Task to complete => Search the records below for the string "Donegan", and report each line that contains it.

____ Records for processing

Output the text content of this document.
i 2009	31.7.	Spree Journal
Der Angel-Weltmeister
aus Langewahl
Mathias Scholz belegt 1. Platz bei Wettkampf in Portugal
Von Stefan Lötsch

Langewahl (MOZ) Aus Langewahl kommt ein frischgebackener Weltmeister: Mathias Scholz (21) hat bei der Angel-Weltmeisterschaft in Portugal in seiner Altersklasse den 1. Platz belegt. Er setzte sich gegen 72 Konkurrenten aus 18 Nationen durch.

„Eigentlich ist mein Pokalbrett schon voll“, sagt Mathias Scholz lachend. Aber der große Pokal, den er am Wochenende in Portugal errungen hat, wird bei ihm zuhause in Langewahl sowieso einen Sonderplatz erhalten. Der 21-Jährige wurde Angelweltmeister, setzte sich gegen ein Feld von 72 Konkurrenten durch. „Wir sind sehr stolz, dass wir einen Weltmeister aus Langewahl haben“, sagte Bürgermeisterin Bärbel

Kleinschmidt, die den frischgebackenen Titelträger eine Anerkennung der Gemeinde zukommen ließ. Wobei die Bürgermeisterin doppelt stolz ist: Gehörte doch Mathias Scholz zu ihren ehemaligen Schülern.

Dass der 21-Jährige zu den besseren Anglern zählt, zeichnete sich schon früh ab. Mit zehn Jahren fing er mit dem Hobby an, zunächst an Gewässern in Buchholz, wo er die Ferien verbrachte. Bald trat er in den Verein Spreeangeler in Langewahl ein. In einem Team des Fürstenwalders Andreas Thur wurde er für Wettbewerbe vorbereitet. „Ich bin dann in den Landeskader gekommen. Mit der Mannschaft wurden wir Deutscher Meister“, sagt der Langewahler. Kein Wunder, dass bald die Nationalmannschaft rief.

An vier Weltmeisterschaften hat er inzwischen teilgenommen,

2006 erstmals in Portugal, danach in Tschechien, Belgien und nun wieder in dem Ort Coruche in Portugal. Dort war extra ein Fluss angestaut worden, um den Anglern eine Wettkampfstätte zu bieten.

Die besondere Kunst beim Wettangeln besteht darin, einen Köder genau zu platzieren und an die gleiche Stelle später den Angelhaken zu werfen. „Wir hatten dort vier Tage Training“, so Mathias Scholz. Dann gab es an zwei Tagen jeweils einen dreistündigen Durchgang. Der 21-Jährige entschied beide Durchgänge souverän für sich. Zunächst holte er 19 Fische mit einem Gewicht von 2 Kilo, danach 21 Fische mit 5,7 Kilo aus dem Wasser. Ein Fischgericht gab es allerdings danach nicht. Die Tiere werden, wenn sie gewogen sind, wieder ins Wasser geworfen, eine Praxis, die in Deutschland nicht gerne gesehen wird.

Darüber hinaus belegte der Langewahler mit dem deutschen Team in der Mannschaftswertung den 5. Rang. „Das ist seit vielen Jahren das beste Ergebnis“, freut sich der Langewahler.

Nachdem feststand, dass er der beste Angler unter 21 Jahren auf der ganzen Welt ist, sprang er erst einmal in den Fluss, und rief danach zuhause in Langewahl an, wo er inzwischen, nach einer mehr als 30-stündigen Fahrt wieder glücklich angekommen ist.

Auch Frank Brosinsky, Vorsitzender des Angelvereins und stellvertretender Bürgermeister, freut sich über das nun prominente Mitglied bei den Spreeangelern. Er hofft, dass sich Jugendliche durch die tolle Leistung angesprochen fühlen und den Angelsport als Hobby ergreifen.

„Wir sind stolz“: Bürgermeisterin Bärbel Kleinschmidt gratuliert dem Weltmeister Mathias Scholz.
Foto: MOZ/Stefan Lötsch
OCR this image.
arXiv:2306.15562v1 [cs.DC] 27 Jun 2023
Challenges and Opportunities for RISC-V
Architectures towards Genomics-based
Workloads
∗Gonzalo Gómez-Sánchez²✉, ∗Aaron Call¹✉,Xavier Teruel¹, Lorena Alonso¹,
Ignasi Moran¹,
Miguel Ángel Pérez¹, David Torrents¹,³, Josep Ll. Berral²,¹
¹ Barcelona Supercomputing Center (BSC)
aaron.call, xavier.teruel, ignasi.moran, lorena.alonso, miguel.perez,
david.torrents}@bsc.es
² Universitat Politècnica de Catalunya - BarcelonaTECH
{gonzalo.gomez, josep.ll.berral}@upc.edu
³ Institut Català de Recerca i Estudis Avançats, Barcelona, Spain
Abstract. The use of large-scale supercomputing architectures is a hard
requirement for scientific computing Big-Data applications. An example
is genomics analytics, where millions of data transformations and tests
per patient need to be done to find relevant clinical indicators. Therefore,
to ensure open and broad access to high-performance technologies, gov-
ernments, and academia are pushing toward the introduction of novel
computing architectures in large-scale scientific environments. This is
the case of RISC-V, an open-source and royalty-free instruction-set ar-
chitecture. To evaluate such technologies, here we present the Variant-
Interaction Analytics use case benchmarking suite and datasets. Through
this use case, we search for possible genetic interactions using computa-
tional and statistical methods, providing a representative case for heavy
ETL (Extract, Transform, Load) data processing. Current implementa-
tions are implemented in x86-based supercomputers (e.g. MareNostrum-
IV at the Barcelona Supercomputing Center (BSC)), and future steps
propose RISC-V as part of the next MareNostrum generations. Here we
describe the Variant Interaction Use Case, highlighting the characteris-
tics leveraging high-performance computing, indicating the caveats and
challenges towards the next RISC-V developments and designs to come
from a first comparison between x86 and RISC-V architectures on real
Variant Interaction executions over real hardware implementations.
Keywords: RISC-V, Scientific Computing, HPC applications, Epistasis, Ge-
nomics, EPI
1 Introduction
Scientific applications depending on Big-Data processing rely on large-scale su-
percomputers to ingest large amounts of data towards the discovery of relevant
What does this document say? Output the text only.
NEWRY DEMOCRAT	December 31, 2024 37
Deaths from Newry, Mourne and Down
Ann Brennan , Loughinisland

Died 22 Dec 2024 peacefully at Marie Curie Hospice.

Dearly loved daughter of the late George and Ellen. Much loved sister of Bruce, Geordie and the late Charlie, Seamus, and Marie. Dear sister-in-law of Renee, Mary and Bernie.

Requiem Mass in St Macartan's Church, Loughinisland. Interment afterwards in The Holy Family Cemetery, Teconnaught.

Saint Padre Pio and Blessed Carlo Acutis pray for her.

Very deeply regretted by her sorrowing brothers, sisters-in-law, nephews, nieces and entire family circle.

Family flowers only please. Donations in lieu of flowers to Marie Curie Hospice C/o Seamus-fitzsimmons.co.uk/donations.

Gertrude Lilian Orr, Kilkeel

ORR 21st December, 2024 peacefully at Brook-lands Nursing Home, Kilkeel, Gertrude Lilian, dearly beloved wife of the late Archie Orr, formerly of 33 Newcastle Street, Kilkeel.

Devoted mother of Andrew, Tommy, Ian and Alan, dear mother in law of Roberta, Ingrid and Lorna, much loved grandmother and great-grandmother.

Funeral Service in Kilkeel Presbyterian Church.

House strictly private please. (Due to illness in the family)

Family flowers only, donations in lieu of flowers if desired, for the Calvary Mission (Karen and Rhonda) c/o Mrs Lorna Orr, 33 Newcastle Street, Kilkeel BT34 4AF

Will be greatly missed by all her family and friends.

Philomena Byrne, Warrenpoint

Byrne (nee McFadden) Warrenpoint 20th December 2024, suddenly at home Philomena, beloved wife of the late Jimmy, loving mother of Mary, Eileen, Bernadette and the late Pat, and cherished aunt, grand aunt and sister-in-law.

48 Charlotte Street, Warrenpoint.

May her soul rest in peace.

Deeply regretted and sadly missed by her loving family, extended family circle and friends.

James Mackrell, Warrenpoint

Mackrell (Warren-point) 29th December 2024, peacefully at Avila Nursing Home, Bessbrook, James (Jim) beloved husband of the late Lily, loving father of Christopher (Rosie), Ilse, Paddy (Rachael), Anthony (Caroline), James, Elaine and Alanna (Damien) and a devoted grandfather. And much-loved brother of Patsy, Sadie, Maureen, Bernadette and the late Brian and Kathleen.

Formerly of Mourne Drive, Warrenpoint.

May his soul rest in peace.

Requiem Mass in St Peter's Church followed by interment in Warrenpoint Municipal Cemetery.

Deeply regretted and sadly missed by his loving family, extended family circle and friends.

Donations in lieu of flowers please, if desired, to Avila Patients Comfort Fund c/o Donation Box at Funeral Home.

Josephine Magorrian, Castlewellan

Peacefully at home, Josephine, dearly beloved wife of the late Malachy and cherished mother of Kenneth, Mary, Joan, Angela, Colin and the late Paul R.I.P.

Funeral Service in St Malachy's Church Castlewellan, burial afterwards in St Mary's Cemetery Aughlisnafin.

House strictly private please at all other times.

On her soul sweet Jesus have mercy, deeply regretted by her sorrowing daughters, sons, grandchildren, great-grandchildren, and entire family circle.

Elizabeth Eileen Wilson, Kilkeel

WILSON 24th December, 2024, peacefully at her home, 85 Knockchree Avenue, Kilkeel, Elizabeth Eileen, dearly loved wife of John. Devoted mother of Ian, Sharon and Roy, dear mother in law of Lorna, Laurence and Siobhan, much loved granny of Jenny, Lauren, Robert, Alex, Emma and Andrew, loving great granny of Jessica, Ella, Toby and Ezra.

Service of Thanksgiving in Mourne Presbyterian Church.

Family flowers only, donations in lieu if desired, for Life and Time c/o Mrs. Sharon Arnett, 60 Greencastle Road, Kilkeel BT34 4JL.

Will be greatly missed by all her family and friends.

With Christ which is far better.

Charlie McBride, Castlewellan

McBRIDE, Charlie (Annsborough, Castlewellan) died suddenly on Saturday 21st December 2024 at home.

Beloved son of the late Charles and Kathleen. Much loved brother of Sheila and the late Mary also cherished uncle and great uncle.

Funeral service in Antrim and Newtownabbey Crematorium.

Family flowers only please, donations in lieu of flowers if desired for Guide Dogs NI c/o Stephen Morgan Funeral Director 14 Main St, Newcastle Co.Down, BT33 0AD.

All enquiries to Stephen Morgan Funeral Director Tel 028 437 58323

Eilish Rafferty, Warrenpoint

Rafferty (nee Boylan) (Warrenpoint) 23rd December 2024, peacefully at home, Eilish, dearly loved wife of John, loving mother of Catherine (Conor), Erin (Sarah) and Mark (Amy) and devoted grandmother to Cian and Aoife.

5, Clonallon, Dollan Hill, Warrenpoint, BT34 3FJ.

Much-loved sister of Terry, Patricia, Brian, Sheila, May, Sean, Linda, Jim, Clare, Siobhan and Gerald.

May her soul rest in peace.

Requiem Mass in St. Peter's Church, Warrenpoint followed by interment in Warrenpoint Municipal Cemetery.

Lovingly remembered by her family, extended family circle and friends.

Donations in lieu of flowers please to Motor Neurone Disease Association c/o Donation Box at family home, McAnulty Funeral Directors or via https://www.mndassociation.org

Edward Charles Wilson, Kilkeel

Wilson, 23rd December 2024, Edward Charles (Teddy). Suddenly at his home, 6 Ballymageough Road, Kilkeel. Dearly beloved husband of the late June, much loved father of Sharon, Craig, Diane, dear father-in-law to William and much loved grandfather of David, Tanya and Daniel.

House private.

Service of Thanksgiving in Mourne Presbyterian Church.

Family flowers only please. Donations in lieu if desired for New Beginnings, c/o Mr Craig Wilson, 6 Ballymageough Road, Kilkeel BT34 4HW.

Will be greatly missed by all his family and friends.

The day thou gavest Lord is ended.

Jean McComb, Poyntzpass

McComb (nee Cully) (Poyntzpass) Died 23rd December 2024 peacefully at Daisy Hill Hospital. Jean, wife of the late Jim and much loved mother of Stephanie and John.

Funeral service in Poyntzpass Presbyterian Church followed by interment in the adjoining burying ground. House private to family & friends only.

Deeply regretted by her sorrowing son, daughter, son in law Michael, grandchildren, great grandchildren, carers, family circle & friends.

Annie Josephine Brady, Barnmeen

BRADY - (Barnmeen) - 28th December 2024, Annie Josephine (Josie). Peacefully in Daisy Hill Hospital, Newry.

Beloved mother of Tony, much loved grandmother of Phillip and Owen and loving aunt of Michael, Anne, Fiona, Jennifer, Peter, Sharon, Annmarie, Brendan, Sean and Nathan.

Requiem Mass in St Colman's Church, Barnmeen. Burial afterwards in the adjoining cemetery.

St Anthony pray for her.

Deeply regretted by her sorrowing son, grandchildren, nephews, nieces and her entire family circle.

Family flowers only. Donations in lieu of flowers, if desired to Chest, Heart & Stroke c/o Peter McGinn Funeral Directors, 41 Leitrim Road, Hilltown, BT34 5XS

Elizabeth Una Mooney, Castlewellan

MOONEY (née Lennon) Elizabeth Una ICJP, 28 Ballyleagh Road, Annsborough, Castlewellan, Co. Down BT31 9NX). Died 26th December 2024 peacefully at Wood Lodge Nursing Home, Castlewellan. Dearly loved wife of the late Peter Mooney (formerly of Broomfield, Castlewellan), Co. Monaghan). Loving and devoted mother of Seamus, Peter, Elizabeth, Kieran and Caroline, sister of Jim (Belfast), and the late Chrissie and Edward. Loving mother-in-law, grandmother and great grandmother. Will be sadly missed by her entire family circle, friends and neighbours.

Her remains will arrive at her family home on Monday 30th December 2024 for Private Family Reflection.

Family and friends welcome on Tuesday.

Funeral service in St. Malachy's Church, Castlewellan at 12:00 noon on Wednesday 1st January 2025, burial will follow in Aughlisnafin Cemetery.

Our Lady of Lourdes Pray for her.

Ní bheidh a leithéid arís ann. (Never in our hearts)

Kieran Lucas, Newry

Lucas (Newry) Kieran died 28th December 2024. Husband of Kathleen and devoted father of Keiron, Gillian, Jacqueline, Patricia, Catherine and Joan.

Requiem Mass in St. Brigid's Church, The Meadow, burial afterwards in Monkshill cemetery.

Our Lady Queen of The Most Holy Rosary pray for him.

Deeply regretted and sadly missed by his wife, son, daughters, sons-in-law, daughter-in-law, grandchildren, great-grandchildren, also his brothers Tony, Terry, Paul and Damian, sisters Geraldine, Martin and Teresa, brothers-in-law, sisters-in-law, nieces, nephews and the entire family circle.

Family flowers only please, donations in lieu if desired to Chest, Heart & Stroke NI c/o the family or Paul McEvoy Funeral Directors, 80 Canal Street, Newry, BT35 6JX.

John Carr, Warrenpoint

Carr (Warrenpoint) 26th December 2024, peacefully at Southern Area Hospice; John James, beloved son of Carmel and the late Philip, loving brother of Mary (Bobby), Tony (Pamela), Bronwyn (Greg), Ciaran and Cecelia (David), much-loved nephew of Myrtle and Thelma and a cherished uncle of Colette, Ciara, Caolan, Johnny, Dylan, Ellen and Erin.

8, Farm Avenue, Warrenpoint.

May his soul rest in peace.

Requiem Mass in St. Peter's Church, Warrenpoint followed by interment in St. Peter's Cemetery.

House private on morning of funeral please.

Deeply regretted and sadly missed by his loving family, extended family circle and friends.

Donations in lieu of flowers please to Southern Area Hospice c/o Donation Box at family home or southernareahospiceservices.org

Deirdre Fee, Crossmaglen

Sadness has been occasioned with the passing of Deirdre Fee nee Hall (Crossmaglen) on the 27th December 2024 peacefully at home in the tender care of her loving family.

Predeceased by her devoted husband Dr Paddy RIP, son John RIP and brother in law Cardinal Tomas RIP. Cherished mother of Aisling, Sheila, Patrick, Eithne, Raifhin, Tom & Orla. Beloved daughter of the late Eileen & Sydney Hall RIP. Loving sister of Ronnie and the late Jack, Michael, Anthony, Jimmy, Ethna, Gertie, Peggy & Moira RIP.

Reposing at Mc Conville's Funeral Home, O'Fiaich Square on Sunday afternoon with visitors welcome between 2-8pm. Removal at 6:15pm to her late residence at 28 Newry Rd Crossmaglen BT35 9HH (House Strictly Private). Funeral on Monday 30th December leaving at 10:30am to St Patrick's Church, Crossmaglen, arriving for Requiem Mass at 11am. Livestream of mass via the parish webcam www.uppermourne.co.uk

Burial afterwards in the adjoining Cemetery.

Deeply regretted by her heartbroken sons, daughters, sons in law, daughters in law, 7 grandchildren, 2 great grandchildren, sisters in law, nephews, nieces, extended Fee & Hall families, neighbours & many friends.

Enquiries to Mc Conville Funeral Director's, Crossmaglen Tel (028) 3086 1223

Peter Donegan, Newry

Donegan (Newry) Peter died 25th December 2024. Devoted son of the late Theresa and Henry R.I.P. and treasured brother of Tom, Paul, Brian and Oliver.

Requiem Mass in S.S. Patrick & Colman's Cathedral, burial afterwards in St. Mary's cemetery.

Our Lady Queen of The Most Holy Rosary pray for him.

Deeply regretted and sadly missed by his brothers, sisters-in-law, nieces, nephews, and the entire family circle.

________

Solution to this problem =>
Peter Donegan, Newry
Donegan (Newry) Peter died 25th December 2024. Devoted son of the late Theresa and Henry R.I.P. and treasured brother of Tom, Paul, Brian and Oliver.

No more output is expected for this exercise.